Text excerpt |
    SP for sever with AVX-512, 1 MB L2 and tile interconnect
    Cannon Lake with AVX-512, 256 KB L2 and ring connect (maybe?)

    The Cannon Lake core is the odd one out as it’d require both a shrink and a redesigned of SIMD functionality. It would have made more sense to shrink the Sky Lake-SP design to maintain consistency.

      • chuckula
      • 1 year ago

      Expect to see more of this in the future. The mesh interconnect and cache architecture of the big Xeon parts is designed to overcome bottlenecks that were beginning to show up as Broadwell went past 20 cores. However, in the consumer space (and by “consumer” I include even a 16-core high-end desktop/workstation chip) that architecture can actually be somewhat substandard since it’s designed to scale up and not down.

        • the
        • 1 year ago

        The thing is that more than just CPUs sit on the on-die coherent interconnect. Right now there are PCIe controllers, memory controllers, QPI/UPI links and the integrated GPU. Additional accelerators are on their way to the on-die interconnect as well (FPGA, high speed networking) Between consumer and server, keeping the CPU, memory and PCIe controllers in sync saves Intel development costs and time.

        Intel started to feel the impact of overly large ring buses since Ivy Bridge EX as that was when they started to supplement the number of rings in the system which had twenty functional units with ring stops.

        I would predict that Ice Lake unified everything again.

Extracted records |
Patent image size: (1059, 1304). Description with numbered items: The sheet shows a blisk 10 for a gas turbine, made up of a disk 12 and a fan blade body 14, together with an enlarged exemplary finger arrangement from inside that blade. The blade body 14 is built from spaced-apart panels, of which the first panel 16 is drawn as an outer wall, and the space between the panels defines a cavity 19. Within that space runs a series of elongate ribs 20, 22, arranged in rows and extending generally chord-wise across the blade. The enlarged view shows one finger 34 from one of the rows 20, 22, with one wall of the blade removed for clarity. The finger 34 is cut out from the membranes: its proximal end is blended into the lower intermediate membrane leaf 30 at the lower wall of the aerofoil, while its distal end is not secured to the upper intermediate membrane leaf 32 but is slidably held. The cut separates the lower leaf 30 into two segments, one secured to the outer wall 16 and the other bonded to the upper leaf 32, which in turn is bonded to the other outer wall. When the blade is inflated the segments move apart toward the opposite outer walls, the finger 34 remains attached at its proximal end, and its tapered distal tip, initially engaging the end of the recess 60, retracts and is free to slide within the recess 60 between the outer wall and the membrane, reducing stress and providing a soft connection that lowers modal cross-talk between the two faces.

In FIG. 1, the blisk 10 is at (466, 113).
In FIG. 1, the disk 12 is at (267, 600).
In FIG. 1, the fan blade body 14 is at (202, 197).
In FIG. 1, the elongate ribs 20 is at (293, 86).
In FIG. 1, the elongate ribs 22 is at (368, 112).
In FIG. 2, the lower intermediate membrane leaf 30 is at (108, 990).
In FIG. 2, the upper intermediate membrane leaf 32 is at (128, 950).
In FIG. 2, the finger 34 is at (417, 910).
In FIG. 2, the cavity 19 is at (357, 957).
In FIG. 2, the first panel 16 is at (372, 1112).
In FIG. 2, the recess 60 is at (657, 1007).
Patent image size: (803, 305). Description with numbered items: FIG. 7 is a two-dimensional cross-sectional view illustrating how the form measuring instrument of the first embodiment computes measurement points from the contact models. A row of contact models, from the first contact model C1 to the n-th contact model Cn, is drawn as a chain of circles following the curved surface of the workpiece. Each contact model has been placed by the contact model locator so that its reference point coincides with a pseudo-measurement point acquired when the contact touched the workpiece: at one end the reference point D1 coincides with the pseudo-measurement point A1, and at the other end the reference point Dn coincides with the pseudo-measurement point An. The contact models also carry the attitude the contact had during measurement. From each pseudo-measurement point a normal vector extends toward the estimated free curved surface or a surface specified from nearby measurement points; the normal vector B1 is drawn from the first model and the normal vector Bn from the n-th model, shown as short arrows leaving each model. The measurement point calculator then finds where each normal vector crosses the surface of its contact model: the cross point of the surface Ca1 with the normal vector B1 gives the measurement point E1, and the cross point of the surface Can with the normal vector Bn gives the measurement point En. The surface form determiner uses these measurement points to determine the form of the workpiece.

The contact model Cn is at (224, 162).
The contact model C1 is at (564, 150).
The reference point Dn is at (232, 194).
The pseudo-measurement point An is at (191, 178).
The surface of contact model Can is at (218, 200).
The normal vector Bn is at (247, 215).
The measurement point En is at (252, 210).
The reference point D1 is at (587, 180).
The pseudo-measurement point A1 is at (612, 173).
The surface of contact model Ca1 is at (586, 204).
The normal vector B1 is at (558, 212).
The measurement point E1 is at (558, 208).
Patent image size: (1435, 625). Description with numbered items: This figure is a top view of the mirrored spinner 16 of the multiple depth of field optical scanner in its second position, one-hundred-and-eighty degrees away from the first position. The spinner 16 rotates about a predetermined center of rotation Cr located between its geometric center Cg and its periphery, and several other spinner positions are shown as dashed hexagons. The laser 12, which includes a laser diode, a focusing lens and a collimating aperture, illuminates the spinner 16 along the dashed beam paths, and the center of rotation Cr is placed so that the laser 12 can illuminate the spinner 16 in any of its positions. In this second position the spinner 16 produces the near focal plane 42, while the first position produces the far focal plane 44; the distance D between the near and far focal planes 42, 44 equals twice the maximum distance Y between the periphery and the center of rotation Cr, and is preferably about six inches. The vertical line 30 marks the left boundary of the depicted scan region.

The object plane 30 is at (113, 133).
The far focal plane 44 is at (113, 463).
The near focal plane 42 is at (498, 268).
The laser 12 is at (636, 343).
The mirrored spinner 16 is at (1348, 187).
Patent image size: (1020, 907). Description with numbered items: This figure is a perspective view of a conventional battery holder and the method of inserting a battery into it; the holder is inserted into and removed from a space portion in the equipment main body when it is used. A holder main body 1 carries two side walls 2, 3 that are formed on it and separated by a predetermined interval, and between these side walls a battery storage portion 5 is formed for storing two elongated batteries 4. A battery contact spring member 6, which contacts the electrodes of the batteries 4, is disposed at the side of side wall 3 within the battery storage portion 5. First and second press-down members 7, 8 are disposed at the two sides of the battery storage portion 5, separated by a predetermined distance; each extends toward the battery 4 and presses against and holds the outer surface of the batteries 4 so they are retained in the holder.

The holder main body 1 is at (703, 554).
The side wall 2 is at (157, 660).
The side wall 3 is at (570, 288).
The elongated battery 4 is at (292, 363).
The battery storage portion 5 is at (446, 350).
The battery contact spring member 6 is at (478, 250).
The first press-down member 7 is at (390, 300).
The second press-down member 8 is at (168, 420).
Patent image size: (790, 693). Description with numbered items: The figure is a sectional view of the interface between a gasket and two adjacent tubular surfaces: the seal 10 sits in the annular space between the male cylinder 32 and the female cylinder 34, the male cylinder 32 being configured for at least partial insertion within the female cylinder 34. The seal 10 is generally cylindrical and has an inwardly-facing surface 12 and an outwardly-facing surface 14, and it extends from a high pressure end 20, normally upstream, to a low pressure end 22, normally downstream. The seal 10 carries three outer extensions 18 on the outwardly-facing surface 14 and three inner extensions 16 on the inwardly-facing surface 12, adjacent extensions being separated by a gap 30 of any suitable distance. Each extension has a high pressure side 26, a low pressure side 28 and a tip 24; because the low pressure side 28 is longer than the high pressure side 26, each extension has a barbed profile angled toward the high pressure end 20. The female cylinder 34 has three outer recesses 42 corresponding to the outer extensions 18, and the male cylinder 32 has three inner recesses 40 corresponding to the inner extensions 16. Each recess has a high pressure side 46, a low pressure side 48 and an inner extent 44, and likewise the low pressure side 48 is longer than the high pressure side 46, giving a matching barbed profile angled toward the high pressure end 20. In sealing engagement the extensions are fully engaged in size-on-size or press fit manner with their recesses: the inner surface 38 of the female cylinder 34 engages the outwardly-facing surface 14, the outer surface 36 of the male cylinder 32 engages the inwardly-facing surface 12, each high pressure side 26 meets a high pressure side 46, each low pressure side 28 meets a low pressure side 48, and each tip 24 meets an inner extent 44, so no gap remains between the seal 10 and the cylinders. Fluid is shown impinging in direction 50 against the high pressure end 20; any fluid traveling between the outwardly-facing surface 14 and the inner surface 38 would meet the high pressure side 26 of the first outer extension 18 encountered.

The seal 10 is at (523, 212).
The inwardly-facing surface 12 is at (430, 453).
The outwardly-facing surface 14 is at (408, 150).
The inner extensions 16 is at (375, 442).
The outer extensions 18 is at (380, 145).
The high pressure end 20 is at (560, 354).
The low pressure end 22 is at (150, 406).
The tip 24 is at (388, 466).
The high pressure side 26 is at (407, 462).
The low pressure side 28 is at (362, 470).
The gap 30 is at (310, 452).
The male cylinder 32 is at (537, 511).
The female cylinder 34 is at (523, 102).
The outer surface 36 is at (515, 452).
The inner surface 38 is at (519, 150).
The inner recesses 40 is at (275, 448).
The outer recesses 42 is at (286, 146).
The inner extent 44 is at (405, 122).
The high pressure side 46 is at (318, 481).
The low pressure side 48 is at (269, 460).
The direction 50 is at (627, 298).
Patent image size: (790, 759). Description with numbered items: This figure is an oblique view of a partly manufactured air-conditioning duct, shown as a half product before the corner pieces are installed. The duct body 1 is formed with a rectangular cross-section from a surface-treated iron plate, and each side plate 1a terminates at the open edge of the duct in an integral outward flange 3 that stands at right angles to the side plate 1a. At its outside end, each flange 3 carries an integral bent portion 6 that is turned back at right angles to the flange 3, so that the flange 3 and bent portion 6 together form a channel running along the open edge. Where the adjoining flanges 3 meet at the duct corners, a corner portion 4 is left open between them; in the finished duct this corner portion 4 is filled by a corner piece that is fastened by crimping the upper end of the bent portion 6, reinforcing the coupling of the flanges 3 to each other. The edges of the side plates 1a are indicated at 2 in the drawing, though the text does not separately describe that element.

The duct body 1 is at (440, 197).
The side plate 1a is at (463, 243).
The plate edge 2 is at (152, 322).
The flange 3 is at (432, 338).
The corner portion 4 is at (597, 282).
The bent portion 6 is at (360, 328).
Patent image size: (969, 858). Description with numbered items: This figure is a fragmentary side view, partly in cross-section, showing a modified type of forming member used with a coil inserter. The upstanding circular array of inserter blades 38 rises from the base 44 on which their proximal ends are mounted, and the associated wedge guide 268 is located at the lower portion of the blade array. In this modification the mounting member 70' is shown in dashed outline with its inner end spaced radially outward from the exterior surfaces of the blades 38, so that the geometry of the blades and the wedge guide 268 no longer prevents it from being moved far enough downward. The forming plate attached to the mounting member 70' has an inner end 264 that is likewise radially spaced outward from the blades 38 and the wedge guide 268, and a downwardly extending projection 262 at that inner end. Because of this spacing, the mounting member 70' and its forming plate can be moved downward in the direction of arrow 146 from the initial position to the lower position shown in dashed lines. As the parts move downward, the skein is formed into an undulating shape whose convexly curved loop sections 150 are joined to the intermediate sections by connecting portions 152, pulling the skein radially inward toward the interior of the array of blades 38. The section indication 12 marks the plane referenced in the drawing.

Required action A |
From the discussion of Intel processor interconnects, extract the passage between "The Cannon Lake" and "and not down.", inclusive.
Required action B |
In the discussion of Intel processor interconnects, which components besides CPUs are said to sit on the on-die coherent interconnect right now?

Written response A |
The Cannon Lake core is the odd one out as it’d require both a shrink and a redesigned of SIMD functionality. It would have made more sense to shrink the Sky Lake-SP design to maintain consistency.

      • chuckula
      • 1 year ago

      Expect to see more of this in the future. The mesh interconnect and cache architecture of the big Xeon parts is designed to overcome bottlenecks that were beginning to show up as Broadwell went past 20 cores. However, in the consumer space (and by “consumer” I include even a 16-core high-end desktop/workstation chip) that architecture can actually be somewhat substandard since it’s designed to scale up and not down.

Written response B |
PCIe controllers, memory controllers, QPI/UPI links and the integrated GPU.